-- EXERCISE TASK --
Output the material beneath this task exactly, images excluded.

# start of THE DATA

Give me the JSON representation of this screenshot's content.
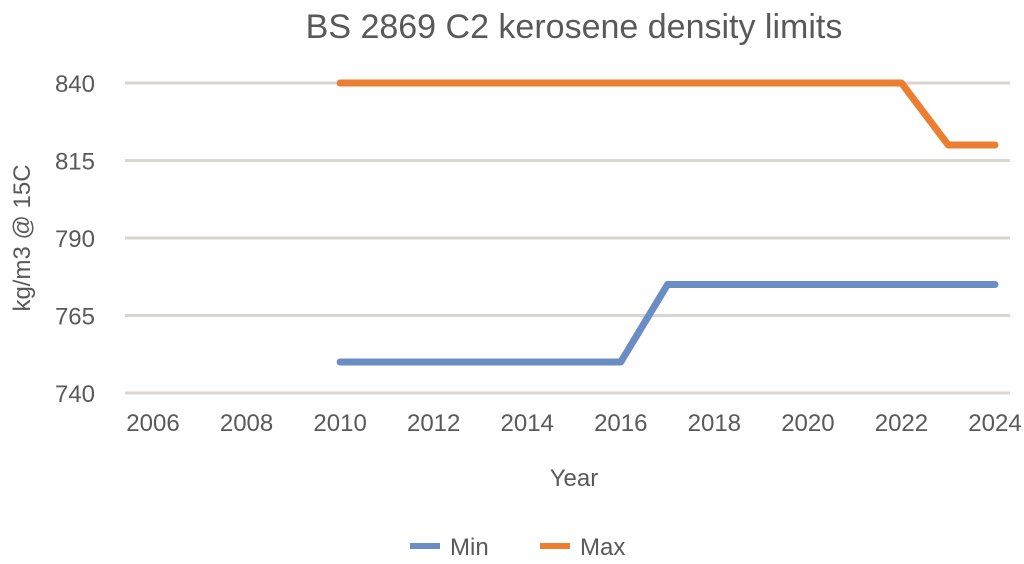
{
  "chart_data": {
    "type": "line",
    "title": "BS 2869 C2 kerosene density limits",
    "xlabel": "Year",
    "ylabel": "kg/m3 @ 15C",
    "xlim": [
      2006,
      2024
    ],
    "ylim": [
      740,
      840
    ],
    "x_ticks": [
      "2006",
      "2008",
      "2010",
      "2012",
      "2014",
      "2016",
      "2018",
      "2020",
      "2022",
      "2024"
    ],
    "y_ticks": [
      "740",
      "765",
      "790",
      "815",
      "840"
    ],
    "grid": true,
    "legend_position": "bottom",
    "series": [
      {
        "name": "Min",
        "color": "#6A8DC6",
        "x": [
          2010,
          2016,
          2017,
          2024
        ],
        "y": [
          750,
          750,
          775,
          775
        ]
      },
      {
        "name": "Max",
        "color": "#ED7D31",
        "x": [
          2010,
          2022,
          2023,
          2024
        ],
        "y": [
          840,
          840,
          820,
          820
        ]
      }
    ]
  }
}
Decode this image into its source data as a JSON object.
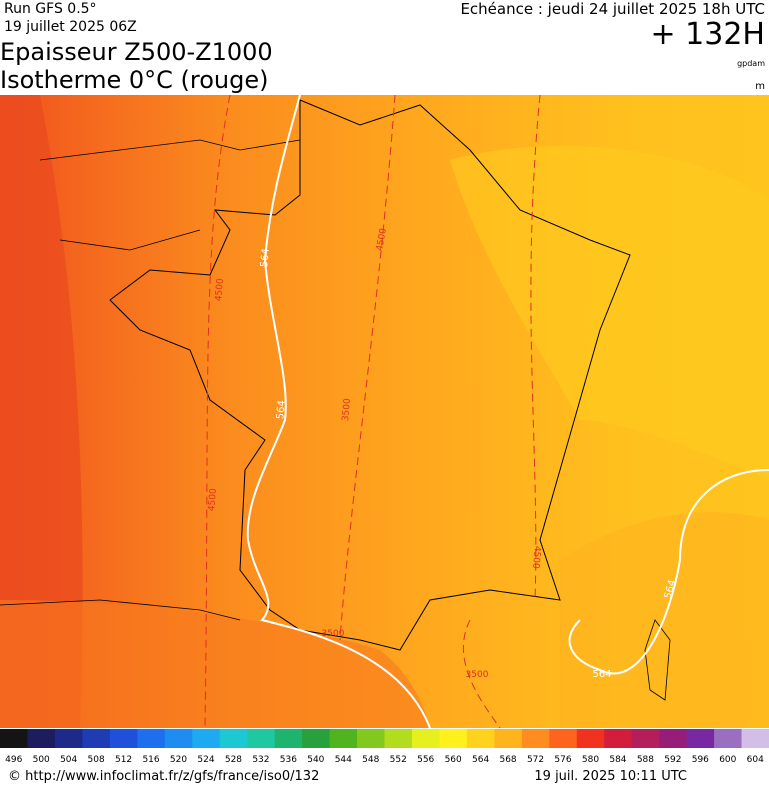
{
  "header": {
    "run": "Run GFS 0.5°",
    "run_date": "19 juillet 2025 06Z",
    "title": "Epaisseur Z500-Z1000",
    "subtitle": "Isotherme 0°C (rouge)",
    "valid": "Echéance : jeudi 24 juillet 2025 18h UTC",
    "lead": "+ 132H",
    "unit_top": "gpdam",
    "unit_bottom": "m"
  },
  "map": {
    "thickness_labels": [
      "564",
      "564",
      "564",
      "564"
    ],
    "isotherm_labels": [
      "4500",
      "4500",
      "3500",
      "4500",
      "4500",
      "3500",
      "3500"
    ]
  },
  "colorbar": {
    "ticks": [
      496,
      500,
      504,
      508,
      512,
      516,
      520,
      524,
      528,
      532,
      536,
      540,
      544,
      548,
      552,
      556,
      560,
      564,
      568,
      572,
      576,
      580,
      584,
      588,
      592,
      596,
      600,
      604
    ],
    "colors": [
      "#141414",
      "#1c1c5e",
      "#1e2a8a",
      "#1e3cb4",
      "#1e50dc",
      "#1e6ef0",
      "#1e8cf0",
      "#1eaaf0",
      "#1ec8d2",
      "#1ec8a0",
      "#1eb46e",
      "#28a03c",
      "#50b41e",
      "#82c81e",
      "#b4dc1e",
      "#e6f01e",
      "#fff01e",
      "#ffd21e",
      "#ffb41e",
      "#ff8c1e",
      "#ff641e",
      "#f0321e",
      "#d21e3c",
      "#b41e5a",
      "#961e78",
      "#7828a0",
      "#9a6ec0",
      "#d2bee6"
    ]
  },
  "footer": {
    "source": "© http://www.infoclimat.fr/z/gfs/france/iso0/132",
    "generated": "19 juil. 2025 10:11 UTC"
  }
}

# end of THE DATA

-- COMPLETED TASK --
Give me the JSON representation of this screenshot's content.
{
  "chart_data": {
    "type": "line",
    "title": "BS 2869 C2 kerosene density limits",
    "xlabel": "Year",
    "ylabel": "kg/m3 @ 15C",
    "xlim": [
      2006,
      2024
    ],
    "ylim": [
      740,
      840
    ],
    "x_ticks": [
      "2006",
      "2008",
      "2010",
      "2012",
      "2014",
      "2016",
      "2018",
      "2020",
      "2022",
      "2024"
    ],
    "y_ticks": [
      "740",
      "765",
      "790",
      "815",
      "840"
    ],
    "grid": true,
    "legend_position": "bottom",
    "series": [
      {
        "name": "Min",
        "color": "#6A8DC6",
        "x": [
          2010,
          2016,
          2017,
          2024
        ],
        "y": [
          750,
          750,
          775,
          775
        ]
      },
      {
        "name": "Max",
        "color": "#ED7D31",
        "x": [
          2010,
          2022,
          2023,
          2024
        ],
        "y": [
          840,
          840,
          820,
          820
        ]
      }
    ]
  }
}
Decode this image into its source data as a JSON object.
{
  "header": {
    "run": "Run GFS 0.5°",
    "run_date": "19 juillet 2025 06Z",
    "title": "Epaisseur Z500-Z1000",
    "subtitle": "Isotherme 0°C (rouge)",
    "valid": "Echéance : jeudi 24 juillet 2025 18h UTC",
    "lead": "+ 132H",
    "unit_top": "gpdam",
    "unit_bottom": "m"
  },
  "map": {
    "thickness_labels": [
      "564",
      "564",
      "564",
      "564"
    ],
    "isotherm_labels": [
      "4500",
      "4500",
      "3500",
      "4500",
      "4500",
      "3500",
      "3500"
    ]
  },
  "colorbar": {
    "ticks": [
      496,
      500,
      504,
      508,
      512,
      516,
      520,
      524,
      528,
      532,
      536,
      540,
      544,
      548,
      552,
      556,
      560,
      564,
      568,
      572,
      576,
      580,
      584,
      588,
      592,
      596,
      600,
      604
    ],
    "colors": [
      "#141414",
      "#1c1c5e",
      "#1e2a8a",
      "#1e3cb4",
      "#1e50dc",
      "#1e6ef0",
      "#1e8cf0",
      "#1eaaf0",
      "#1ec8d2",
      "#1ec8a0",
      "#1eb46e",
      "#28a03c",
      "#50b41e",
      "#82c81e",
      "#b4dc1e",
      "#e6f01e",
      "#fff01e",
      "#ffd21e",
      "#ffb41e",
      "#ff8c1e",
      "#ff641e",
      "#f0321e",
      "#d21e3c",
      "#b41e5a",
      "#961e78",
      "#7828a0",
      "#9a6ec0",
      "#d2bee6"
    ]
  },
  "footer": {
    "source": "© http://www.infoclimat.fr/z/gfs/france/iso0/132",
    "generated": "19 juil. 2025 10:11 UTC"
  }
}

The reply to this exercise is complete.